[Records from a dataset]
=== Section Start ===

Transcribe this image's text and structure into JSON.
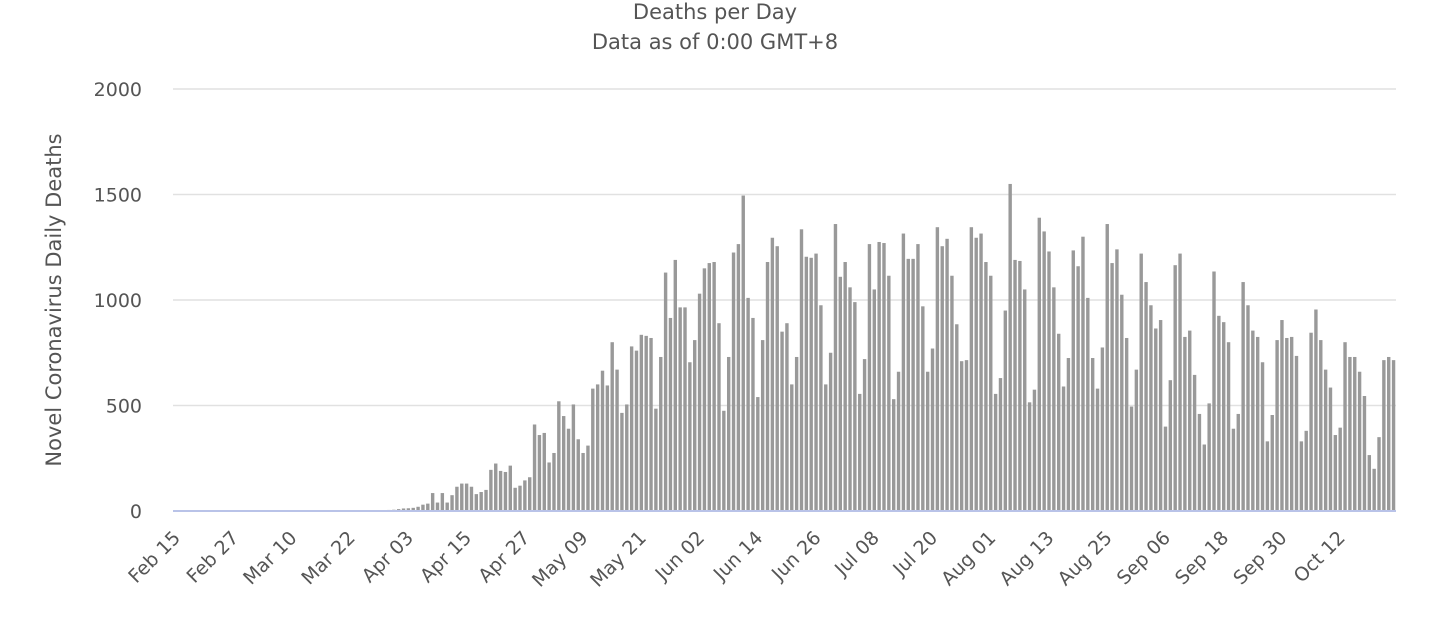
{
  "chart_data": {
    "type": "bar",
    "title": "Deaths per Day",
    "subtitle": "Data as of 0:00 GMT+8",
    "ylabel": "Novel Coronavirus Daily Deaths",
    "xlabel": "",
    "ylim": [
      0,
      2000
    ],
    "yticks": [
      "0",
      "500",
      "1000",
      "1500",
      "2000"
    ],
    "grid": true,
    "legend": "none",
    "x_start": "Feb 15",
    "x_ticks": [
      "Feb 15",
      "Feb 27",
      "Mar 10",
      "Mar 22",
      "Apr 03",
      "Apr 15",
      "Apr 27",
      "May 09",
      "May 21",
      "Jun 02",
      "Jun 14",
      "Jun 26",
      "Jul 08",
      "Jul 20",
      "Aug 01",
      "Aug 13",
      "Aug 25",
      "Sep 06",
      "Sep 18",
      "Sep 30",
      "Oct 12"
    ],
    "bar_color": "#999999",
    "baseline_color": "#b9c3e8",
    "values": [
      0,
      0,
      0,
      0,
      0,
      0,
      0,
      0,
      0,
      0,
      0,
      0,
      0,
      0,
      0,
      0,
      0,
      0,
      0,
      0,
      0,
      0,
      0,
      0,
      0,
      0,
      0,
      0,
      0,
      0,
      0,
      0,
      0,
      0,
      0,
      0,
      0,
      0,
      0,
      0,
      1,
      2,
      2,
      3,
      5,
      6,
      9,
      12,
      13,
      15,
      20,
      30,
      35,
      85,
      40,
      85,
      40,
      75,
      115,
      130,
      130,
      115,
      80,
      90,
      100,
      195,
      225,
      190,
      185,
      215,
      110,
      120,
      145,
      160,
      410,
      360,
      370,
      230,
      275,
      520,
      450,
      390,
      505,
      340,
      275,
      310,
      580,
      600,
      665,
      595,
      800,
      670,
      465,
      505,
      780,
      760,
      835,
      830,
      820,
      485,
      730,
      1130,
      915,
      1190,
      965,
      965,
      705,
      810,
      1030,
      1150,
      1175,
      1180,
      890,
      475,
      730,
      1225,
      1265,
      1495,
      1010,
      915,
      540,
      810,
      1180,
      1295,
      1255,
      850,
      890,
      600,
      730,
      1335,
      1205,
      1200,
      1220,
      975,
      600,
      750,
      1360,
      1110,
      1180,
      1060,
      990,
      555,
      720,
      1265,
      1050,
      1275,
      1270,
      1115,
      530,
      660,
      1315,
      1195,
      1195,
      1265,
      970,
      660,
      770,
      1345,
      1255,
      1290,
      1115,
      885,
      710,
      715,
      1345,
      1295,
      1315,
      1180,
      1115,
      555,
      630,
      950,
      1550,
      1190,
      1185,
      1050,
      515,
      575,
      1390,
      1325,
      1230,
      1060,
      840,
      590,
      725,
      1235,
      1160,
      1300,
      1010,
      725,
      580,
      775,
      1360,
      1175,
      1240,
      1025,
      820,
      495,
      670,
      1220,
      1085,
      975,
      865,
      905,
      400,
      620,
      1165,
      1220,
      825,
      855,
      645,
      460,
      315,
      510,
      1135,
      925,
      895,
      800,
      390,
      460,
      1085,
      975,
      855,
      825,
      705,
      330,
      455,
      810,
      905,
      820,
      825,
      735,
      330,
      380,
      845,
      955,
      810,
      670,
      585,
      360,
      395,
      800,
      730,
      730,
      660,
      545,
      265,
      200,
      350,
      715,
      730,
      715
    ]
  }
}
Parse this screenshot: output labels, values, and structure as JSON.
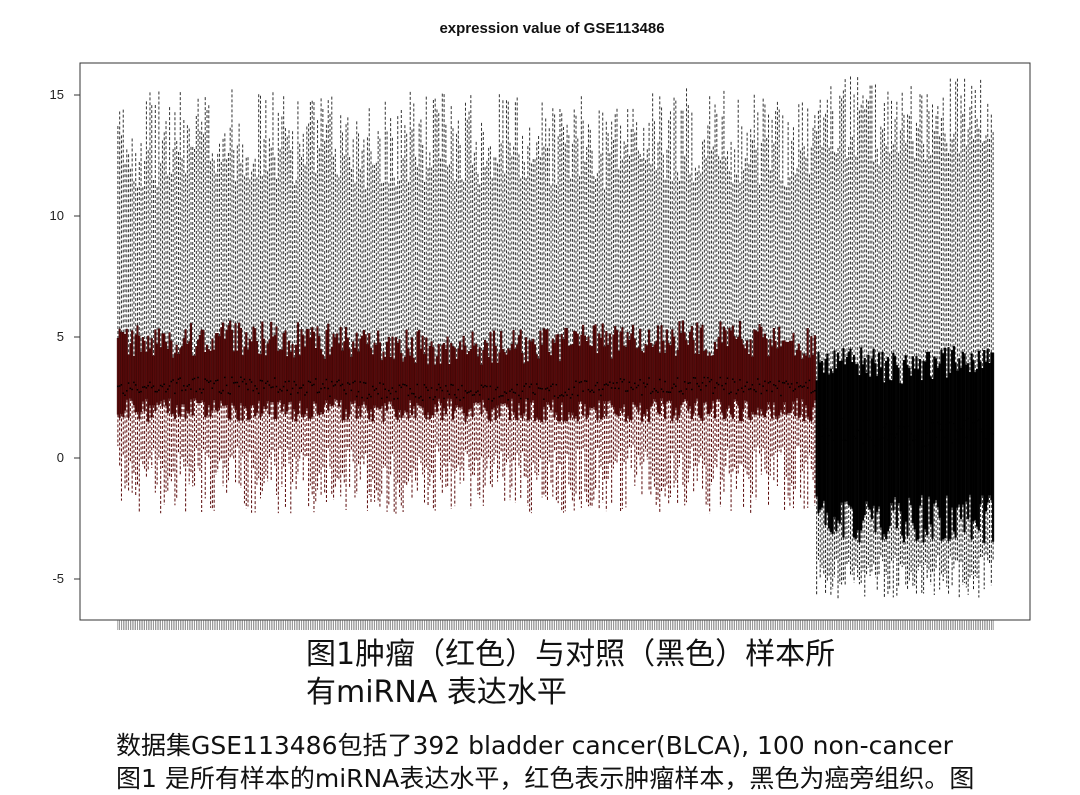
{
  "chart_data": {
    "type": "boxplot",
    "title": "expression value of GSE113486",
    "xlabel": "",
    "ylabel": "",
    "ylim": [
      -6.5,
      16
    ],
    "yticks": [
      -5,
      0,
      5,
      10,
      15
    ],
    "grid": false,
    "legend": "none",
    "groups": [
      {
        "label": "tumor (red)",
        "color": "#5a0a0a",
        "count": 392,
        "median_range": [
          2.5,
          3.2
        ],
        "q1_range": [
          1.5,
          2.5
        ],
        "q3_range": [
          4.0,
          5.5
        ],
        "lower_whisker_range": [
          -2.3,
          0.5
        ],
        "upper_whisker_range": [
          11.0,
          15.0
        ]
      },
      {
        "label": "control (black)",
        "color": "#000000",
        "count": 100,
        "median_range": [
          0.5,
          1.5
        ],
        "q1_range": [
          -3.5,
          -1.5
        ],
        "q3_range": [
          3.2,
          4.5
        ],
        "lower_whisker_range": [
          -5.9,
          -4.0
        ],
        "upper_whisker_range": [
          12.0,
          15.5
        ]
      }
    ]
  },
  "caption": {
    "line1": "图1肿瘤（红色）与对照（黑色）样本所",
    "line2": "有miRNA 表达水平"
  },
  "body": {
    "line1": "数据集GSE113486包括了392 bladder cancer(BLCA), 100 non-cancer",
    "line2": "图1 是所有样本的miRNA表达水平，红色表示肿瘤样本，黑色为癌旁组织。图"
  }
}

=== Section End ===

# [Problem]
Look for the word "values". Copy out every line of the data that has it.

# [Expected answer]
    "values": [
Parse this screenshot: output labels, values, and structure as JSON.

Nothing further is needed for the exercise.